_Problem to work on:_ Go through the entries below and retype them exactly, omitting each picture.

_Dataset records:_
++++++++++
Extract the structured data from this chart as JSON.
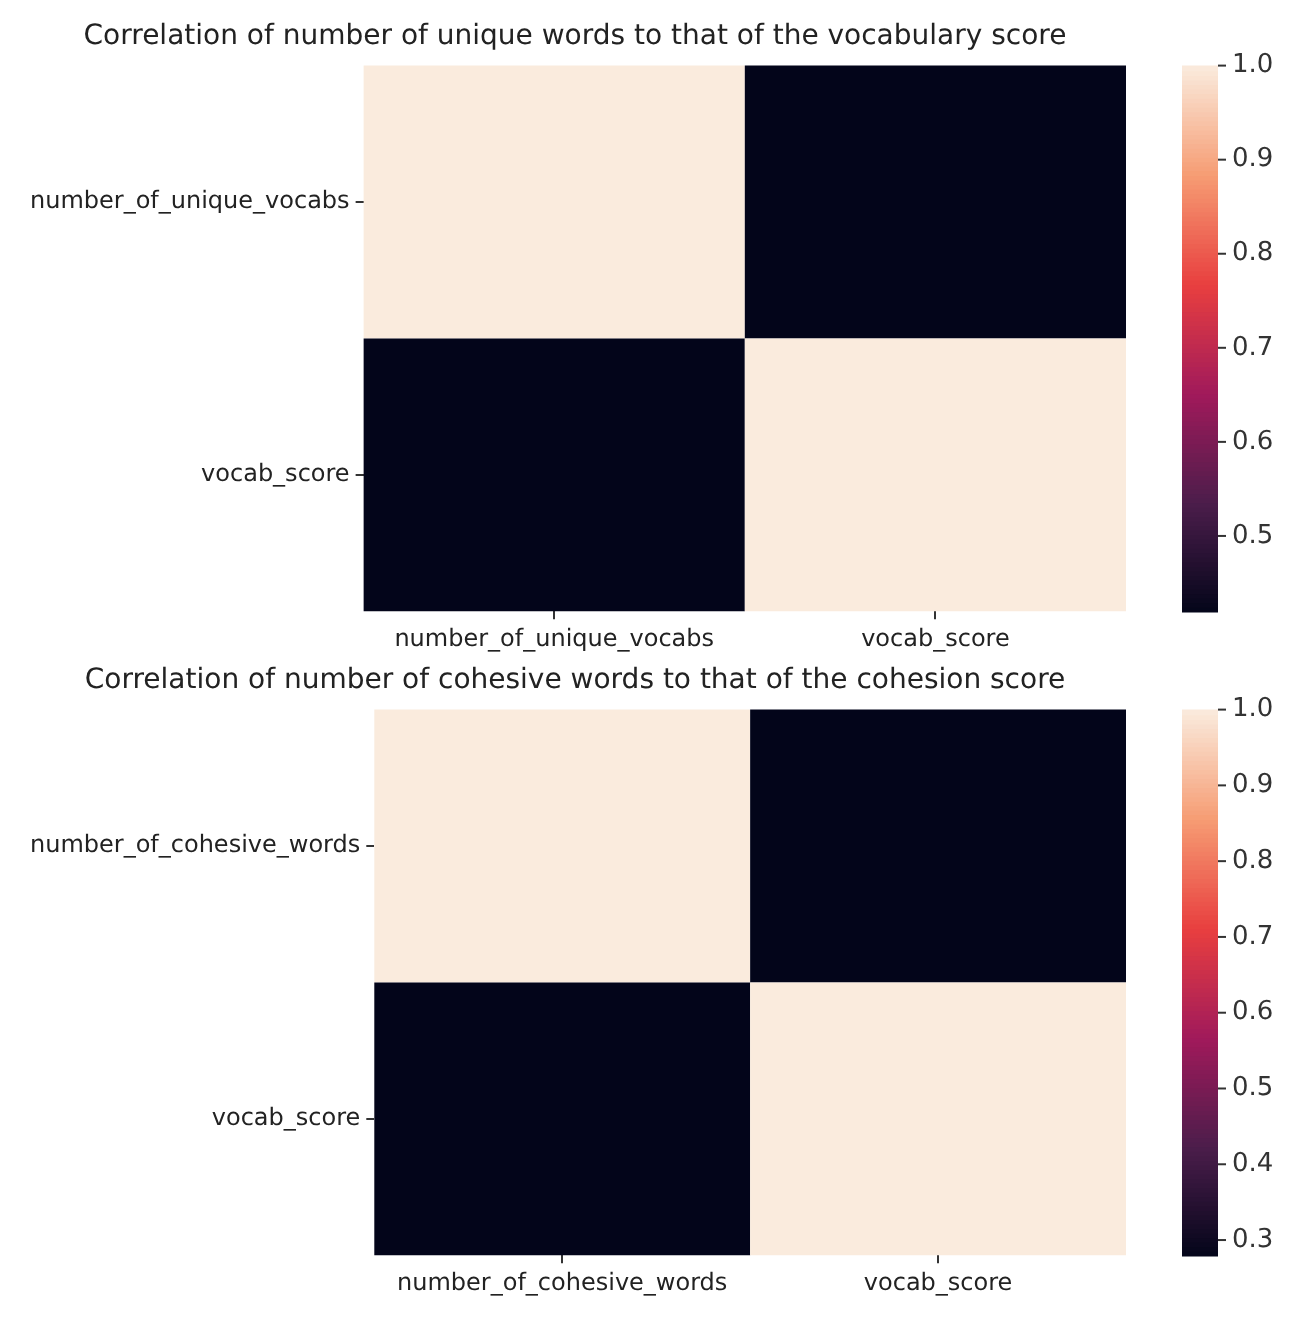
{
  "chart_data": [
    {
      "type": "heatmap",
      "title": "Correlation of number of unique words to that of the vocabulary score",
      "categories": [
        "number_of_unique_vocabs",
        "vocab_score"
      ],
      "y_categories": [
        "number_of_unique_vocabs",
        "vocab_score"
      ],
      "cells": [
        [
          1.0,
          0.42
        ],
        [
          0.42,
          1.0
        ]
      ],
      "clim": [
        0.42,
        1.0
      ],
      "cticks": [
        0.5,
        0.6,
        0.7,
        0.8,
        0.9,
        {
          "value": 1.0,
          "label": "1.0"
        }
      ]
    },
    {
      "type": "heatmap",
      "title": "Correlation of number of cohesive words to that of the cohesion score",
      "categories": [
        "number_of_cohesive_words",
        "vocab_score"
      ],
      "y_categories": [
        "number_of_cohesive_words",
        "vocab_score"
      ],
      "cells": [
        [
          1.0,
          0.28
        ],
        [
          0.28,
          1.0
        ]
      ],
      "clim": [
        0.28,
        1.0
      ],
      "cticks": [
        0.3,
        0.4,
        0.5,
        0.6,
        0.7,
        0.8,
        0.9,
        {
          "value": 1.0,
          "label": "1.0"
        }
      ]
    }
  ]
}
++++++++++
_Answer:_
Extract the structured data from this chart as JSON.
{
  "chart_data": [
    {
      "type": "heatmap",
      "title": "Correlation of number of unique words to that of the vocabulary score",
      "categories": [
        "number_of_unique_vocabs",
        "vocab_score"
      ],
      "y_categories": [
        "number_of_unique_vocabs",
        "vocab_score"
      ],
      "cells": [
        [
          1.0,
          0.42
        ],
        [
          0.42,
          1.0
        ]
      ],
      "clim": [
        0.42,
        1.0
      ],
      "cticks": [
        0.5,
        0.6,
        0.7,
        0.8,
        0.9,
        {
          "value": 1.0,
          "label": "1.0"
        }
      ]
    },
    {
      "type": "heatmap",
      "title": "Correlation of number of cohesive words to that of the cohesion score",
      "categories": [
        "number_of_cohesive_words",
        "vocab_score"
      ],
      "y_categories": [
        "number_of_cohesive_words",
        "vocab_score"
      ],
      "cells": [
        [
          1.0,
          0.28
        ],
        [
          0.28,
          1.0
        ]
      ],
      "clim": [
        0.28,
        1.0
      ],
      "cticks": [
        0.3,
        0.4,
        0.5,
        0.6,
        0.7,
        0.8,
        0.9,
        {
          "value": 1.0,
          "label": "1.0"
        }
      ]
    }
  ]
}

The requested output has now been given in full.